AIM
Scan the lines below; pull out those with "this".
* Start SUPPLIED DATA *
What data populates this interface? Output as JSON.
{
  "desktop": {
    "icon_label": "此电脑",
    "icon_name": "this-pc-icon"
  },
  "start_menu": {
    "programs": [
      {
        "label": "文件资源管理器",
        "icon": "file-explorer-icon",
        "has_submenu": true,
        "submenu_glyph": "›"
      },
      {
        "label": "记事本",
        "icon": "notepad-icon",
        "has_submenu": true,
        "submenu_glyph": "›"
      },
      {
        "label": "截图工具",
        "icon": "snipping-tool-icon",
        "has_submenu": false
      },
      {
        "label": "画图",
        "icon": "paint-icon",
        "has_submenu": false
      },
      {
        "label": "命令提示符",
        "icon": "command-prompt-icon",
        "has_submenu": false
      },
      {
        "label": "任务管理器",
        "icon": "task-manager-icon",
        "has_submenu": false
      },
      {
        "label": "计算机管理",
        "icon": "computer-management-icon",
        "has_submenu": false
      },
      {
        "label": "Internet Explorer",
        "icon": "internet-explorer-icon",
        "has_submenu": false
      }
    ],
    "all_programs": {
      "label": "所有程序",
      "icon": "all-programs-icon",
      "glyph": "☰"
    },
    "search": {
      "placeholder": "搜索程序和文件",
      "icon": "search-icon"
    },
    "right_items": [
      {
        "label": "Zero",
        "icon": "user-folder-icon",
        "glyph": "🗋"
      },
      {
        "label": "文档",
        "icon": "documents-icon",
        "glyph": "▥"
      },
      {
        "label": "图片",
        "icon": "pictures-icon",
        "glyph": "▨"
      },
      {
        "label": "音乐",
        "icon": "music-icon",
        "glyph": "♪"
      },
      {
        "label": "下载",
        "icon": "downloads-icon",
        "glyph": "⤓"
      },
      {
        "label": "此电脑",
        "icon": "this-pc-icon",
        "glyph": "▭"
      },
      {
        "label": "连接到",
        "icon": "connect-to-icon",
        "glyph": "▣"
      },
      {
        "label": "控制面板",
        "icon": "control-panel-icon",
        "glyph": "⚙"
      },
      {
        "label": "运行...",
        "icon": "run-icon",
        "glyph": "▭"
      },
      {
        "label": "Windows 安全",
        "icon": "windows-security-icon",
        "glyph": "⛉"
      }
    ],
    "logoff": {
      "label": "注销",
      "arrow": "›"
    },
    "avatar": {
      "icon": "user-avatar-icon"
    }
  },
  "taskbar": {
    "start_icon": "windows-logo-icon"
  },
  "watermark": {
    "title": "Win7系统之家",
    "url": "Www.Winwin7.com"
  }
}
* End SUPPLIED DATA *
SOLVED EXERCISE
What data populates this interface? Output as JSON.
    "icon_name": "this-pc-icon"
        "icon": "this-pc-icon",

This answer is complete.